#### Task goal:
Reproduce verbatim every line from the start of the records down to the line containing "- tab-workbench[interactable]: 工作台: [621, 600, 693, 647]", both ends included.

#### Entries provided:
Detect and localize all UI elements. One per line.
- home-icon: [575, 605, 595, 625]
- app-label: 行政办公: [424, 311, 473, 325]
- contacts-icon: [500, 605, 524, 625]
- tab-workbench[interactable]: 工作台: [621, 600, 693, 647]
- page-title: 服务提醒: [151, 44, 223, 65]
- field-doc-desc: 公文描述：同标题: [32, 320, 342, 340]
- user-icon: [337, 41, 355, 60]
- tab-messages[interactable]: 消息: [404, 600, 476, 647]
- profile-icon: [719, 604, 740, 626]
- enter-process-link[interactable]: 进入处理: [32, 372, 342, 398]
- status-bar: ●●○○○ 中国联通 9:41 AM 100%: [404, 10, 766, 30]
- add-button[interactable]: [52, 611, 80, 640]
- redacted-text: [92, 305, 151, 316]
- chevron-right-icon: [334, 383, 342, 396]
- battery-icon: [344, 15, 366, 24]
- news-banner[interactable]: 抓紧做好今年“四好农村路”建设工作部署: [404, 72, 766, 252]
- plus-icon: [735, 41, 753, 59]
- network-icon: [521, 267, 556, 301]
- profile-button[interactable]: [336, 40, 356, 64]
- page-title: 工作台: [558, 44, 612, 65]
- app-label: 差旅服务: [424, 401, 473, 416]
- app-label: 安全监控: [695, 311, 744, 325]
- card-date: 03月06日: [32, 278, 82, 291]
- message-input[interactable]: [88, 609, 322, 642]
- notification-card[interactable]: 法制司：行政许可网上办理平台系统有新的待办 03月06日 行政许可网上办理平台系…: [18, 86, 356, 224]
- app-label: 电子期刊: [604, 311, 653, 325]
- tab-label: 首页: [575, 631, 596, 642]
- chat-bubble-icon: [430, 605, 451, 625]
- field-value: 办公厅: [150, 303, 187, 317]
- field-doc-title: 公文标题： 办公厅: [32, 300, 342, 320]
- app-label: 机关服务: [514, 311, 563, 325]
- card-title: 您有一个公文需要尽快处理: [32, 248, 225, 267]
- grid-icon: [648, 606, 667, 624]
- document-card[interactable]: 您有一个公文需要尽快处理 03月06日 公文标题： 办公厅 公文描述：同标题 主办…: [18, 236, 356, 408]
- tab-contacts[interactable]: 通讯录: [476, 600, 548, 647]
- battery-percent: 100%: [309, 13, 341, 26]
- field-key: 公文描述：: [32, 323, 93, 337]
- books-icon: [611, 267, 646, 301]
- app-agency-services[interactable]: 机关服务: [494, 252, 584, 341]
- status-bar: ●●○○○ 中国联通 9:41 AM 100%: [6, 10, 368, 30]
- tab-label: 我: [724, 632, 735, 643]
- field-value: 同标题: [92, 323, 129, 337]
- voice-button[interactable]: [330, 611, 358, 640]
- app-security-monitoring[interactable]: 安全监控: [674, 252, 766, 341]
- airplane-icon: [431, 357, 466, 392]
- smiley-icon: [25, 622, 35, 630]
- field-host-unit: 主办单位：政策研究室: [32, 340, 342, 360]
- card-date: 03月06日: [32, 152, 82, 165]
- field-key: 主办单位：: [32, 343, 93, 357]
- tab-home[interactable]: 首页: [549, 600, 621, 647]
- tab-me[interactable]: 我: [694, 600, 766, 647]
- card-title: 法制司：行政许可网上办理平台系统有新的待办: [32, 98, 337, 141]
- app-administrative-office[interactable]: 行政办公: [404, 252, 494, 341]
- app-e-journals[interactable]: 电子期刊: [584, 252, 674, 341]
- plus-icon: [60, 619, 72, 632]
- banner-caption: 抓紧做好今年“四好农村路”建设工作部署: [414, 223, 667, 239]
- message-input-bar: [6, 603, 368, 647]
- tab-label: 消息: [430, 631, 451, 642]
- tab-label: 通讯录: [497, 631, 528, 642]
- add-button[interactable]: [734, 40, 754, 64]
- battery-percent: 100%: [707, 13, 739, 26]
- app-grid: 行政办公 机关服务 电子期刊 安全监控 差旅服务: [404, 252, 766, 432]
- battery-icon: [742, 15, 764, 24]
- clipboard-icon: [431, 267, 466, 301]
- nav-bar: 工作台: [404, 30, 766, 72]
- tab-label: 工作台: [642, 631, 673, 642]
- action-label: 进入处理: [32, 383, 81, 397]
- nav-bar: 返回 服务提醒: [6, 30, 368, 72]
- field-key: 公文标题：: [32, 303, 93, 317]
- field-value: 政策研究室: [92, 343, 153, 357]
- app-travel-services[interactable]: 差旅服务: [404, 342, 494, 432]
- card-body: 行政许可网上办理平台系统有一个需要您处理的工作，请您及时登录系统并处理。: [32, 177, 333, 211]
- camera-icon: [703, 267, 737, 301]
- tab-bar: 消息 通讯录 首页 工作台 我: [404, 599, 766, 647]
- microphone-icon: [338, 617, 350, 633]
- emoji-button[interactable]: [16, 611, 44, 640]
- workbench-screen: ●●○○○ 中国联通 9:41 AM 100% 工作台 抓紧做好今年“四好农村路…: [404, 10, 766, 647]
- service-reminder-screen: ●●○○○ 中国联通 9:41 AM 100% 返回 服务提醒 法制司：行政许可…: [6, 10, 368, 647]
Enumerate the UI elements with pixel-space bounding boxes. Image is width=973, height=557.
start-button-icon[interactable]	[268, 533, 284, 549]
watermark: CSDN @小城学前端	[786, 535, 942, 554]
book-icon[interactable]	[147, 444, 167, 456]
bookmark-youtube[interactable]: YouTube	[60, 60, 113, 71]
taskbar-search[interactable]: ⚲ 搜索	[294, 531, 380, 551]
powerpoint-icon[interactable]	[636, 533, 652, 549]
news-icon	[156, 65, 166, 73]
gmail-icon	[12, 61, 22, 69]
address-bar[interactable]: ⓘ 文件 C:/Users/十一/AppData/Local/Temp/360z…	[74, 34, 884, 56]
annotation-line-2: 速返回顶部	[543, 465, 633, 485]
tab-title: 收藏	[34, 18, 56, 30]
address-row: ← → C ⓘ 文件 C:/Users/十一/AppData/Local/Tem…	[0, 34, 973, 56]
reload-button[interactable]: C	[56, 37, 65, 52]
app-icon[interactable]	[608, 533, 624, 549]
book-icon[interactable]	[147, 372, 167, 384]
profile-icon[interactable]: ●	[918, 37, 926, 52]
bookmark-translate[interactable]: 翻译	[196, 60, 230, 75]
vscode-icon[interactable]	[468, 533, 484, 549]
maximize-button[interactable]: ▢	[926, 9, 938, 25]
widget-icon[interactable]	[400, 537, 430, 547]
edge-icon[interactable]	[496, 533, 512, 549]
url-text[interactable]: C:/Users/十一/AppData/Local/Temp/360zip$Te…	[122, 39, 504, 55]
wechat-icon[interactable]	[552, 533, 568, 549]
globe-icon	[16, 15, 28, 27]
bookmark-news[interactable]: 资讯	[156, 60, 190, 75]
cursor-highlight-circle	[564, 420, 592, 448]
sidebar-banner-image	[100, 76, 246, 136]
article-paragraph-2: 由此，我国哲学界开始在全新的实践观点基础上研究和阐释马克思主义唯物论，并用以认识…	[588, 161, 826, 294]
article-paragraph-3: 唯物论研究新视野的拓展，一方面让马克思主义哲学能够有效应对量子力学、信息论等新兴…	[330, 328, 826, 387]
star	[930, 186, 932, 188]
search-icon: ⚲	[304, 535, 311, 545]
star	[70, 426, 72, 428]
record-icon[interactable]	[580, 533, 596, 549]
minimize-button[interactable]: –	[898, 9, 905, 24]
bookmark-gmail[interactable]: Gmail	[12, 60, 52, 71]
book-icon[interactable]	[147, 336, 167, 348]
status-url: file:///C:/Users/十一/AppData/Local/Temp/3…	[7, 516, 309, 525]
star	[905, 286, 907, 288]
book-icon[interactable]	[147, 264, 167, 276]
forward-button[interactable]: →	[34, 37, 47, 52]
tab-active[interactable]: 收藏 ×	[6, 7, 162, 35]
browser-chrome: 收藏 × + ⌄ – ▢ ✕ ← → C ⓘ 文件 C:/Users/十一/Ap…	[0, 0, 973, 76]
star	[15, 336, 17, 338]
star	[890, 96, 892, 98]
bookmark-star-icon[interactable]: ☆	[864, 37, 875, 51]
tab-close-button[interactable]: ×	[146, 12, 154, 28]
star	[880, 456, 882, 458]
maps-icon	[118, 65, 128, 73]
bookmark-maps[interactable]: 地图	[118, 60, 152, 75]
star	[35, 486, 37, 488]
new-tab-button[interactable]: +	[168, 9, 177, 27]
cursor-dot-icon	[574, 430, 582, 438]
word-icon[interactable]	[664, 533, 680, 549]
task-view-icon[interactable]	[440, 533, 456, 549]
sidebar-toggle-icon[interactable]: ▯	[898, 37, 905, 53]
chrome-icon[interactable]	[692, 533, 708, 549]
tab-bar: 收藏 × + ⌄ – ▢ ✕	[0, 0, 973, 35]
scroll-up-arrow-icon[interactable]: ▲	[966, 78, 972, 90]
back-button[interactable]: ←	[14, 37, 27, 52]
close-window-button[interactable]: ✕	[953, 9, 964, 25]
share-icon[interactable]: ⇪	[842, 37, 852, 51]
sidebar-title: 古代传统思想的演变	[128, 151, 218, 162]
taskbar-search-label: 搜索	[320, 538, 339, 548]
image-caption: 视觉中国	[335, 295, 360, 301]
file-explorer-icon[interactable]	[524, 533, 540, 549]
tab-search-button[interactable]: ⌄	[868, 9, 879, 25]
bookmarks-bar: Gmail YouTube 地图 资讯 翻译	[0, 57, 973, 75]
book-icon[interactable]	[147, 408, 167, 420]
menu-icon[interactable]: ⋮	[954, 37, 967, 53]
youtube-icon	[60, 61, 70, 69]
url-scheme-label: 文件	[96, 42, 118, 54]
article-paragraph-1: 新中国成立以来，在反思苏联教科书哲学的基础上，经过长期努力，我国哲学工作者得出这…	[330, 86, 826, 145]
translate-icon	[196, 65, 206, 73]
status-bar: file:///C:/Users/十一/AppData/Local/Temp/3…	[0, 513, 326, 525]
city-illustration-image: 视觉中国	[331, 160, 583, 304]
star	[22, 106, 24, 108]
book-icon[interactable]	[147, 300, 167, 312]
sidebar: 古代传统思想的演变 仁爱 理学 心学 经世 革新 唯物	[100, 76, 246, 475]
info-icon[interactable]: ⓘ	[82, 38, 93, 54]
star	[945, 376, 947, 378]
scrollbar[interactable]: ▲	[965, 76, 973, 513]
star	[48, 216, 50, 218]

#### Exercise output:
Detect and localize all UI elements. One per line.
- home-icon: [575, 605, 595, 625]
- app-label: 行政办公: [424, 311, 473, 325]
- contacts-icon: [500, 605, 524, 625]
- tab-workbench[interactable]: 工作台: [621, 600, 693, 647]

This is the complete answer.